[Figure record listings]
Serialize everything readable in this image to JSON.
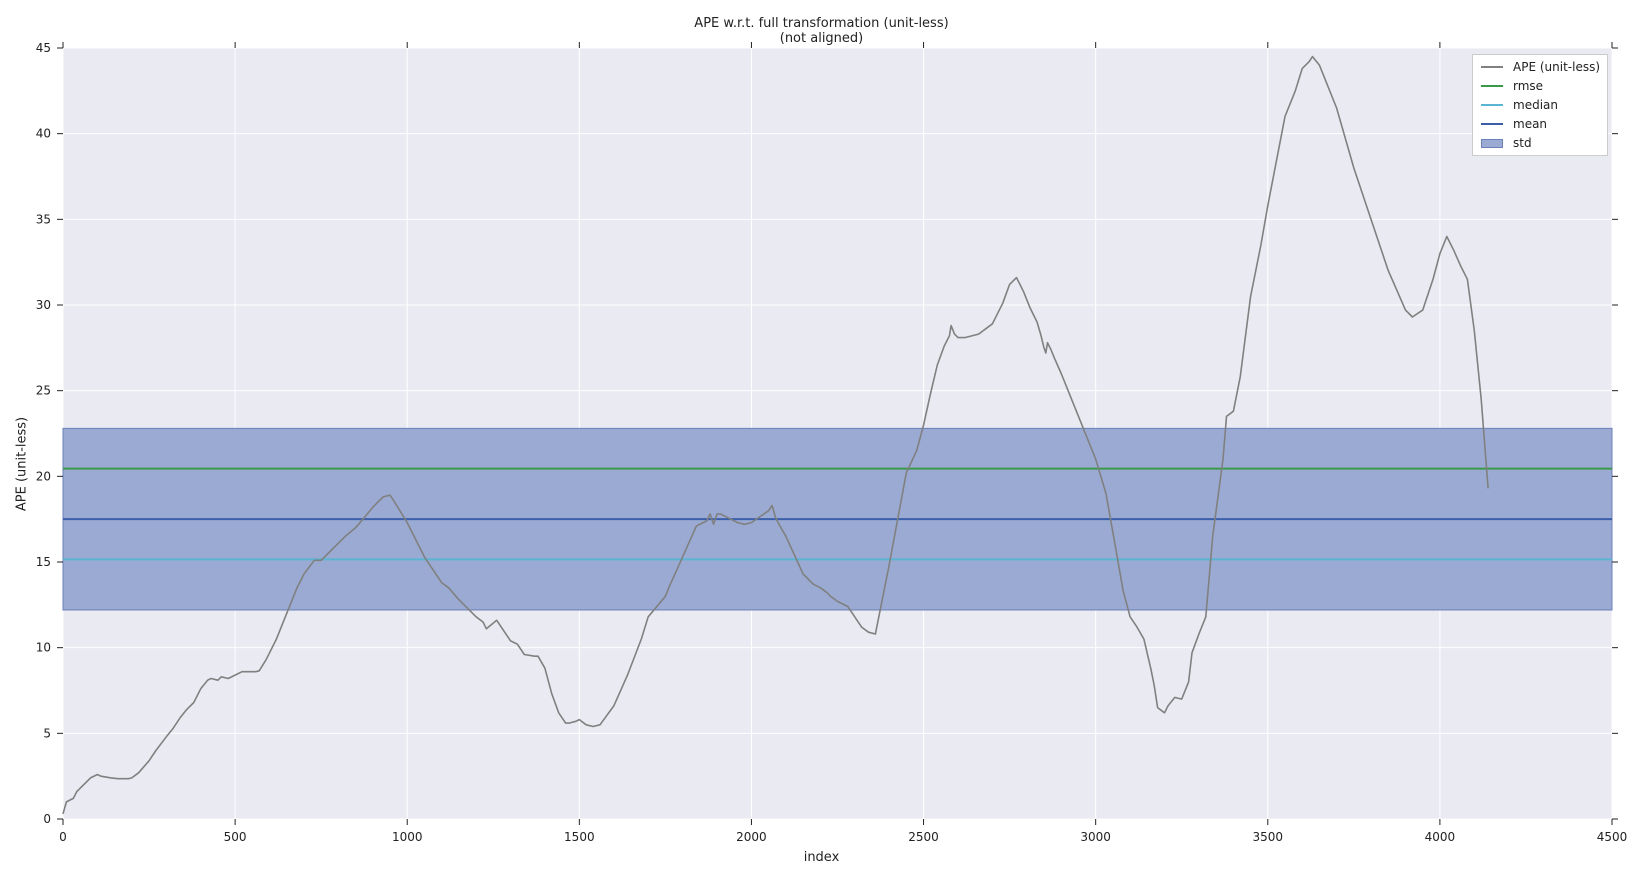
{
  "chart_data": {
    "type": "line",
    "title_lines": [
      "APE w.r.t. full transformation (unit-less)",
      "(not aligned)"
    ],
    "xlabel": "index",
    "ylabel": "APE (unit-less)",
    "xlim": [
      0,
      4500
    ],
    "ylim": [
      0,
      45
    ],
    "xticks": [
      0,
      500,
      1000,
      1500,
      2000,
      2500,
      3000,
      3500,
      4000,
      4500
    ],
    "yticks": [
      0,
      5,
      10,
      15,
      20,
      25,
      30,
      35,
      40,
      45
    ],
    "grid": true,
    "legend_position": "top-right",
    "series": [
      {
        "name": "APE (unit-less)",
        "color": "#808080",
        "x": [
          0,
          10,
          30,
          40,
          60,
          80,
          100,
          110,
          140,
          160,
          190,
          200,
          220,
          250,
          270,
          300,
          320,
          340,
          360,
          380,
          400,
          420,
          430,
          450,
          460,
          480,
          500,
          520,
          560,
          570,
          590,
          620,
          650,
          680,
          700,
          730,
          750,
          760,
          780,
          800,
          820,
          850,
          880,
          900,
          930,
          950,
          960,
          1000,
          1050,
          1100,
          1120,
          1150,
          1200,
          1220,
          1230,
          1260,
          1300,
          1310,
          1320,
          1340,
          1370,
          1380,
          1400,
          1420,
          1440,
          1460,
          1470,
          1490,
          1500,
          1520,
          1540,
          1560,
          1600,
          1640,
          1680,
          1700,
          1750,
          1760,
          1800,
          1840,
          1870,
          1880,
          1890,
          1900,
          1910,
          1920,
          1940,
          1960,
          1980,
          2000,
          2050,
          2060,
          2070,
          2080,
          2100,
          2150,
          2180,
          2200,
          2220,
          2230,
          2250,
          2280,
          2300,
          2320,
          2340,
          2360,
          2400,
          2450,
          2480,
          2500,
          2520,
          2540,
          2560,
          2575,
          2580,
          2590,
          2600,
          2620,
          2660,
          2700,
          2730,
          2750,
          2770,
          2790,
          2810,
          2830,
          2840,
          2850,
          2855,
          2860,
          2870,
          2880,
          2900,
          2950,
          3000,
          3030,
          3060,
          3080,
          3100,
          3120,
          3140,
          3160,
          3170,
          3180,
          3200,
          3210,
          3230,
          3250,
          3270,
          3280,
          3300,
          3320,
          3340,
          3370,
          3380,
          3400,
          3420,
          3450,
          3480,
          3500,
          3550,
          3580,
          3600,
          3620,
          3630,
          3650,
          3700,
          3750,
          3800,
          3850,
          3900,
          3920,
          3950,
          3980,
          4000,
          4020,
          4040,
          4060,
          4080,
          4100,
          4120,
          4140
        ],
        "y": [
          0.3,
          1.0,
          1.2,
          1.6,
          2.0,
          2.4,
          2.6,
          2.5,
          2.4,
          2.35,
          2.35,
          2.4,
          2.7,
          3.4,
          4.0,
          4.8,
          5.3,
          5.9,
          6.4,
          6.8,
          7.6,
          8.1,
          8.2,
          8.1,
          8.3,
          8.2,
          8.4,
          8.6,
          8.6,
          8.65,
          9.3,
          10.5,
          12.0,
          13.5,
          14.3,
          15.1,
          15.1,
          15.3,
          15.7,
          16.1,
          16.5,
          17.0,
          17.7,
          18.2,
          18.8,
          18.9,
          18.6,
          17.3,
          15.3,
          13.8,
          13.5,
          12.8,
          11.8,
          11.5,
          11.1,
          11.6,
          10.4,
          10.3,
          10.2,
          9.6,
          9.5,
          9.5,
          8.8,
          7.3,
          6.2,
          5.6,
          5.6,
          5.7,
          5.8,
          5.5,
          5.4,
          5.5,
          6.6,
          8.4,
          10.5,
          11.8,
          13.0,
          13.5,
          15.3,
          17.1,
          17.4,
          17.8,
          17.2,
          17.8,
          17.8,
          17.7,
          17.5,
          17.3,
          17.2,
          17.3,
          18.0,
          18.3,
          17.6,
          17.2,
          16.5,
          14.3,
          13.7,
          13.5,
          13.2,
          13.0,
          12.7,
          12.4,
          11.8,
          11.2,
          10.9,
          10.8,
          14.8,
          20.2,
          21.5,
          23.0,
          24.8,
          26.5,
          27.6,
          28.2,
          28.8,
          28.3,
          28.1,
          28.1,
          28.3,
          28.9,
          30.1,
          31.2,
          31.6,
          30.8,
          29.8,
          29.0,
          28.3,
          27.5,
          27.2,
          27.8,
          27.4,
          26.9,
          26.0,
          23.5,
          21.0,
          19.0,
          15.6,
          13.3,
          11.8,
          11.2,
          10.5,
          8.8,
          7.8,
          6.5,
          6.2,
          6.6,
          7.1,
          7.0,
          8.0,
          9.7,
          10.8,
          11.8,
          16.5,
          21.0,
          23.5,
          23.8,
          25.8,
          30.5,
          33.5,
          35.8,
          41.0,
          42.5,
          43.8,
          44.2,
          44.5,
          44.0,
          41.5,
          38.0,
          35.0,
          32.0,
          29.7,
          29.3,
          29.7,
          31.5,
          33.0,
          34.0,
          33.2,
          32.3,
          31.5,
          28.5,
          24.5,
          19.3
        ]
      },
      {
        "name": "rmse",
        "color": "#3b9a49",
        "constant": 20.45
      },
      {
        "name": "median",
        "color": "#5ab4d2",
        "constant": 15.15
      },
      {
        "name": "mean",
        "color": "#3b5fa8",
        "constant": 17.5
      },
      {
        "name": "std",
        "color": "#7e96c7",
        "band": [
          12.2,
          22.8
        ]
      }
    ]
  }
}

## DIRECTIVE
In the entries above, find each line with the word "less" and show it.

## ANSWER TO THIS PROBLEM
      "APE w.r.t. full transformation (unit-less)",
    "ylabel": "APE (unit-less)",
        "name": "APE (unit-less)",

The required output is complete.